## AIM
Starting at the line that has "section-heading: INTRODUCING 1" and stopping after the line that has "topo-pattern bbox=[22, 536, 1148, 897]", write out only those lines again, swapping "UX Team" for "Design Team" and leaving everything else unchanged.

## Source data
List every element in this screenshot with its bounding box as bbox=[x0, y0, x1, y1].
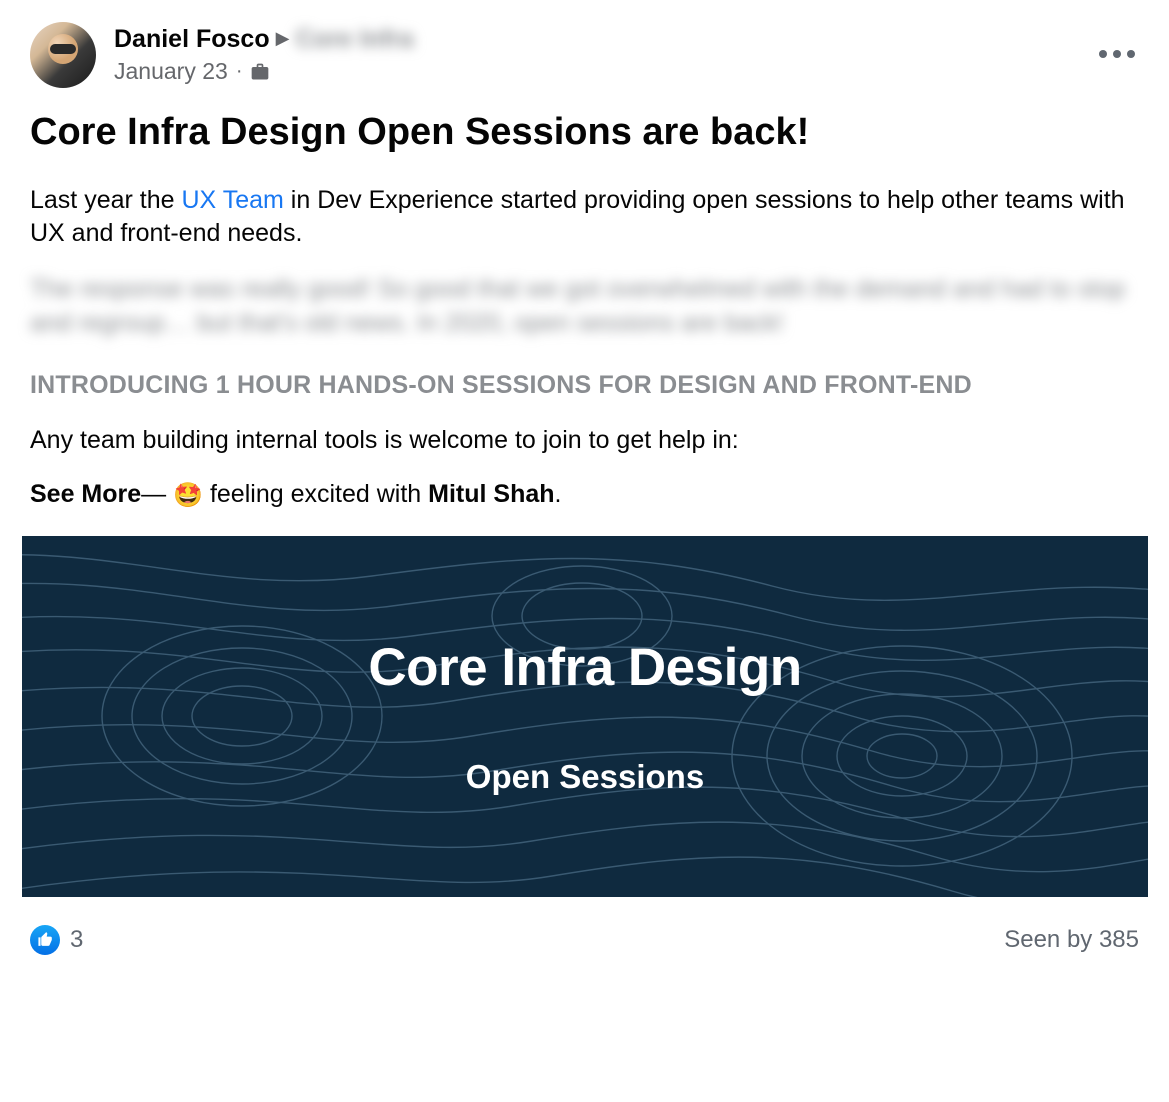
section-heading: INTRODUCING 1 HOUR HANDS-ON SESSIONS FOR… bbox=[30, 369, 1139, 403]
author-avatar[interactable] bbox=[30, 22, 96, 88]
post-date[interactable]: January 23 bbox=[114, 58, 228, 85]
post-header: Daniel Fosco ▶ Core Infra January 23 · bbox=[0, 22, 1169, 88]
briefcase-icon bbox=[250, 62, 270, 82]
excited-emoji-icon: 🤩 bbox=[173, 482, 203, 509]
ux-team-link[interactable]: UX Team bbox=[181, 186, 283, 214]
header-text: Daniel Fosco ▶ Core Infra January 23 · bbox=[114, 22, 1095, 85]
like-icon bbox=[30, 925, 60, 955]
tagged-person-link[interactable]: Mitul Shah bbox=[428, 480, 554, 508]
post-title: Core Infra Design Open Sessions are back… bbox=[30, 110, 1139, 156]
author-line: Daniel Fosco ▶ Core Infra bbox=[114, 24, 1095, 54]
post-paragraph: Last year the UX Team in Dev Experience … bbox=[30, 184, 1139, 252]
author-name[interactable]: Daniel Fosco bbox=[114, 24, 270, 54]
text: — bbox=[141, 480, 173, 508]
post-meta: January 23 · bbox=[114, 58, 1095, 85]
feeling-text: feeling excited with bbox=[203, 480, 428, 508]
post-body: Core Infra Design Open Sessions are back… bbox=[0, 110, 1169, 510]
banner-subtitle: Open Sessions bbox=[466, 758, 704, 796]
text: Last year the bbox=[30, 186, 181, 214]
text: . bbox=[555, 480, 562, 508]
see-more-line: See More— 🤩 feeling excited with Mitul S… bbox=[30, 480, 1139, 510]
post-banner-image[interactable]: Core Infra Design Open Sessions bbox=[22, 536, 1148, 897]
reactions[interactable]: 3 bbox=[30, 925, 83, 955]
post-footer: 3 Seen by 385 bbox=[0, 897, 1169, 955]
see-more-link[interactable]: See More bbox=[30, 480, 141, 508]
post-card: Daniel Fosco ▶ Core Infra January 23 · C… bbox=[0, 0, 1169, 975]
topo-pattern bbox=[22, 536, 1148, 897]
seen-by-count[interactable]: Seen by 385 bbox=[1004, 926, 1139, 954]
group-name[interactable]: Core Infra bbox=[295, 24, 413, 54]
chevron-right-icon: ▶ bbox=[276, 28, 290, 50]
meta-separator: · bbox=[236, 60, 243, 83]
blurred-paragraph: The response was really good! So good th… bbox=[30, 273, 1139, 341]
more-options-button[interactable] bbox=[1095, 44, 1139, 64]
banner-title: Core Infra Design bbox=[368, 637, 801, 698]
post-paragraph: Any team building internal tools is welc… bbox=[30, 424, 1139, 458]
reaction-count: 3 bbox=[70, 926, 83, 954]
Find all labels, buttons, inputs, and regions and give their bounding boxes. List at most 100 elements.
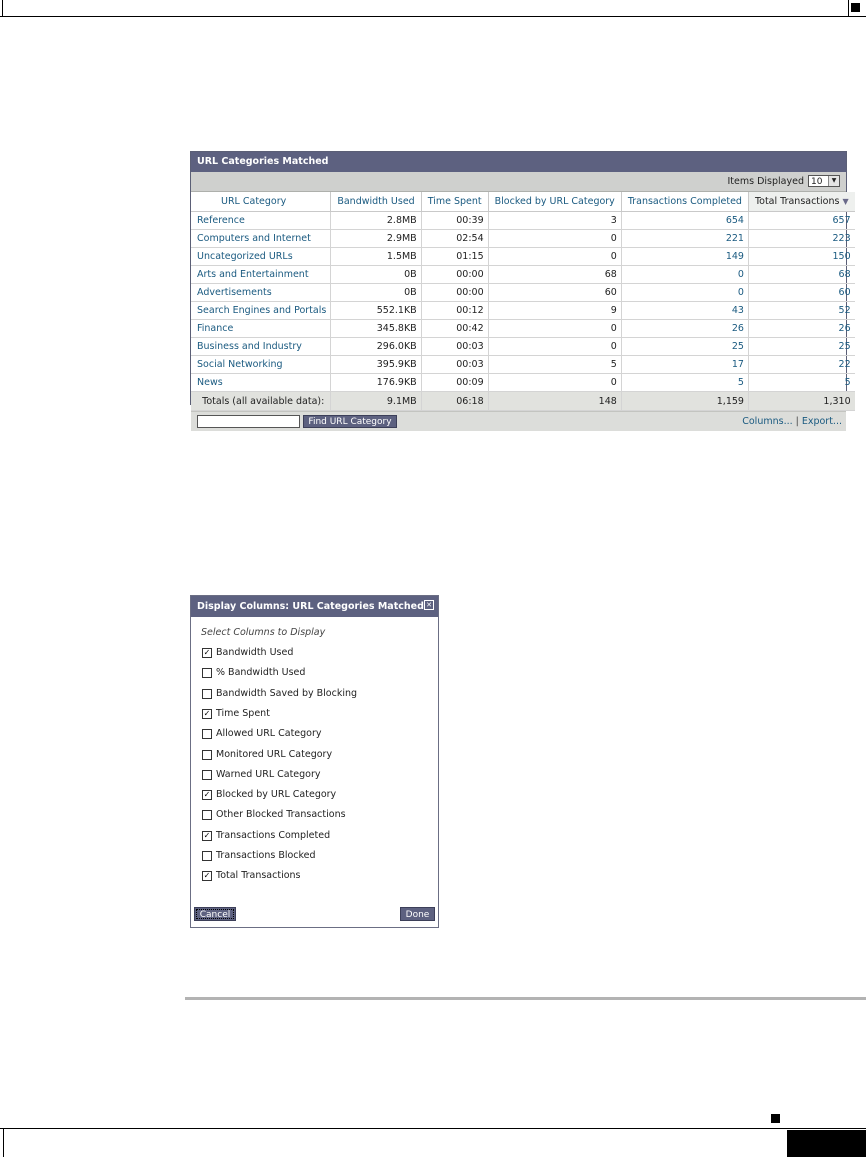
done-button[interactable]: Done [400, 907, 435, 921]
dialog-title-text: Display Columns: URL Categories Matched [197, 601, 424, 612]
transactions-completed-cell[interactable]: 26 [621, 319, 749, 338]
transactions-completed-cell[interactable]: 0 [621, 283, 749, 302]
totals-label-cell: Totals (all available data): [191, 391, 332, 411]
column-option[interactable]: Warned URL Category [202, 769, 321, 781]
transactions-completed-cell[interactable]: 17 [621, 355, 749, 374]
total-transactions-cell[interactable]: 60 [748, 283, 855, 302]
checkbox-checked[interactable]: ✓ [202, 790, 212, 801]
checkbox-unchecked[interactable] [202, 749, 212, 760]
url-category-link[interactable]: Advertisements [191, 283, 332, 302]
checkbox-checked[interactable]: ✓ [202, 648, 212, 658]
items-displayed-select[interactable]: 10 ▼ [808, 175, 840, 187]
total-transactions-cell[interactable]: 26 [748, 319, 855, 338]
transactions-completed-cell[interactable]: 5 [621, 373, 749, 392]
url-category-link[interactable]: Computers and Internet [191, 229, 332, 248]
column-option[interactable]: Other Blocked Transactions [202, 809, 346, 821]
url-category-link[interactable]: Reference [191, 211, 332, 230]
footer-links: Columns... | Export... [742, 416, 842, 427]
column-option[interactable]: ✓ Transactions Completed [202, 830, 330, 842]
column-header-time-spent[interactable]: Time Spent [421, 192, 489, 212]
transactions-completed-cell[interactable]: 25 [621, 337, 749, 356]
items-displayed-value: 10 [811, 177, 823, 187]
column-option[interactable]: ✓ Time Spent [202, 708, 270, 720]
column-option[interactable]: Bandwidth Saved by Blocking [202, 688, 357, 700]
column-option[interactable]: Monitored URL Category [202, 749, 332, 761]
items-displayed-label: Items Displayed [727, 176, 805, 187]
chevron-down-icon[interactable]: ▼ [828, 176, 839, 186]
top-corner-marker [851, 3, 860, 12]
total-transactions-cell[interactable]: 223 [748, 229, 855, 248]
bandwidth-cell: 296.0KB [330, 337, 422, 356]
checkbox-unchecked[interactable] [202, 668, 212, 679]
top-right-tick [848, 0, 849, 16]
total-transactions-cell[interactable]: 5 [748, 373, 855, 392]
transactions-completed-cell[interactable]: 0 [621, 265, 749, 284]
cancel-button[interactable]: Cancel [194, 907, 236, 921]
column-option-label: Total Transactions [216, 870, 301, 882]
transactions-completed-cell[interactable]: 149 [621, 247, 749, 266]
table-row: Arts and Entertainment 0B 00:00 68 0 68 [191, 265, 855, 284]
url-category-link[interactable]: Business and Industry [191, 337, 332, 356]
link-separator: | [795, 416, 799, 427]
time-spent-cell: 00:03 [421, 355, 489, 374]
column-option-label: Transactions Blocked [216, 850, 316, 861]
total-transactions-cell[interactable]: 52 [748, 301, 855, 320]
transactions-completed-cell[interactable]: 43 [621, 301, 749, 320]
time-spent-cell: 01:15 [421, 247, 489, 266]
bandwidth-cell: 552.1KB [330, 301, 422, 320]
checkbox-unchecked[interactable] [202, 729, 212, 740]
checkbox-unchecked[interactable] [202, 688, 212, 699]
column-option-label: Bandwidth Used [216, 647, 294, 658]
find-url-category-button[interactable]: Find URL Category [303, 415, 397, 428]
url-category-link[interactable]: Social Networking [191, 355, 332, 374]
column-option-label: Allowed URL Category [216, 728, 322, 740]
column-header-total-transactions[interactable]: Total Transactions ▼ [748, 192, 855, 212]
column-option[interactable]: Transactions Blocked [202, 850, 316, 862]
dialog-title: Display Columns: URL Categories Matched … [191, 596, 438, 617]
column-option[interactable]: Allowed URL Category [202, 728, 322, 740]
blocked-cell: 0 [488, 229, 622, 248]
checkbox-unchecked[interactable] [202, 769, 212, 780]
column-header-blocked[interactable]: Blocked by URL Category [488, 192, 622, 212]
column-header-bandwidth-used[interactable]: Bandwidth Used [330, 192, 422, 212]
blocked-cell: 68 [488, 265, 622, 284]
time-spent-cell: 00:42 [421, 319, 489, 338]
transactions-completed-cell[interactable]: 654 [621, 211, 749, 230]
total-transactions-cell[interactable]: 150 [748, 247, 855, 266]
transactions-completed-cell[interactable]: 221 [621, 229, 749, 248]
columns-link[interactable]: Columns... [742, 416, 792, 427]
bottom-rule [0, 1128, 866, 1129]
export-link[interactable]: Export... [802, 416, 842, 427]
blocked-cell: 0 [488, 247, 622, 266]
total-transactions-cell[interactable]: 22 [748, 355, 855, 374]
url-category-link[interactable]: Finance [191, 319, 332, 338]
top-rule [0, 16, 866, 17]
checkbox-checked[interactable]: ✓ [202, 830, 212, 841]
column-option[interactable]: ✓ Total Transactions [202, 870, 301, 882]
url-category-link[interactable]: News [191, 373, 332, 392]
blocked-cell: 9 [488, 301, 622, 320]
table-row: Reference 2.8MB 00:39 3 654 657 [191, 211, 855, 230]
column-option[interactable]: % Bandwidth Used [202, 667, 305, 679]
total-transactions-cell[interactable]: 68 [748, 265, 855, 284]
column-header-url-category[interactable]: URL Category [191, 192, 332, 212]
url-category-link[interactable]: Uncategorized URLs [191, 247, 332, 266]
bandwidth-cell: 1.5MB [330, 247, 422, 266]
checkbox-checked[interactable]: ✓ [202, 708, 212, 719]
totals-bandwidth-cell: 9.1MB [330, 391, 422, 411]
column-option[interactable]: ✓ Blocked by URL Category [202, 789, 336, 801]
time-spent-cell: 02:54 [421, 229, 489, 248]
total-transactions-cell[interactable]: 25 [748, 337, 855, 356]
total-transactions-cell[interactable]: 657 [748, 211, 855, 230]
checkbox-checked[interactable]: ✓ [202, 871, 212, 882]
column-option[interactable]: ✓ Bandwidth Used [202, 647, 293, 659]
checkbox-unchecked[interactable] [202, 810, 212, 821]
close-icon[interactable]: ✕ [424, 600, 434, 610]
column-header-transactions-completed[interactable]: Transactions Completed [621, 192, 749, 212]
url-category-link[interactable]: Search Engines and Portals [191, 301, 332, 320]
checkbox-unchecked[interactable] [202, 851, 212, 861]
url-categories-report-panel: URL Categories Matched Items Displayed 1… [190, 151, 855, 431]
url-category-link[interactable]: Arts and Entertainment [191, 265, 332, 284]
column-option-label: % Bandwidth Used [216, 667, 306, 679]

## WRITTEN SOLUTION
section-heading: INTRODUCING 1 HOUR HANDS-ON SESSIONS FOR… bbox=[30, 369, 1139, 403]
author-avatar[interactable] bbox=[30, 22, 96, 88]
post-date[interactable]: January 23 bbox=[114, 58, 228, 85]
post-header: Daniel Fosco ▶ Core Infra January 23 · bbox=[0, 22, 1169, 88]
briefcase-icon bbox=[250, 62, 270, 82]
excited-emoji-icon: 🤩 bbox=[173, 482, 203, 509]
ux-team-link[interactable]: Design Team bbox=[181, 186, 283, 214]
header-text: Daniel Fosco ▶ Core Infra January 23 · bbox=[114, 22, 1095, 85]
like-icon bbox=[30, 925, 60, 955]
tagged-person-link[interactable]: Mitul Shah bbox=[428, 480, 554, 508]
post-title: Core Infra Design Open Sessions are back… bbox=[30, 110, 1139, 156]
author-line: Daniel Fosco ▶ Core Infra bbox=[114, 24, 1095, 54]
post-paragraph: Last year the Design Team in Dev Experience … bbox=[30, 184, 1139, 252]
author-name[interactable]: Daniel Fosco bbox=[114, 24, 270, 54]
text: — bbox=[141, 480, 173, 508]
post-meta: January 23 · bbox=[114, 58, 1095, 85]
feeling-text: feeling excited with bbox=[203, 480, 428, 508]
post-body: Core Infra Design Open Sessions are back… bbox=[0, 110, 1169, 510]
banner-subtitle: Open Sessions bbox=[466, 758, 704, 796]
text: Last year the bbox=[30, 186, 181, 214]
text: . bbox=[555, 480, 562, 508]
see-more-line: See More— 🤩 feeling excited with Mitul S… bbox=[30, 480, 1139, 510]
post-banner-image[interactable]: Core Infra Design Open Sessions bbox=[22, 536, 1148, 897]
reactions[interactable]: 3 bbox=[30, 925, 83, 955]
post-footer: 3 Seen by 385 bbox=[0, 897, 1169, 955]
see-more-link[interactable]: See More bbox=[30, 480, 141, 508]
post-card: Daniel Fosco ▶ Core Infra January 23 · C… bbox=[0, 0, 1169, 975]
topo-pattern bbox=[22, 536, 1148, 897]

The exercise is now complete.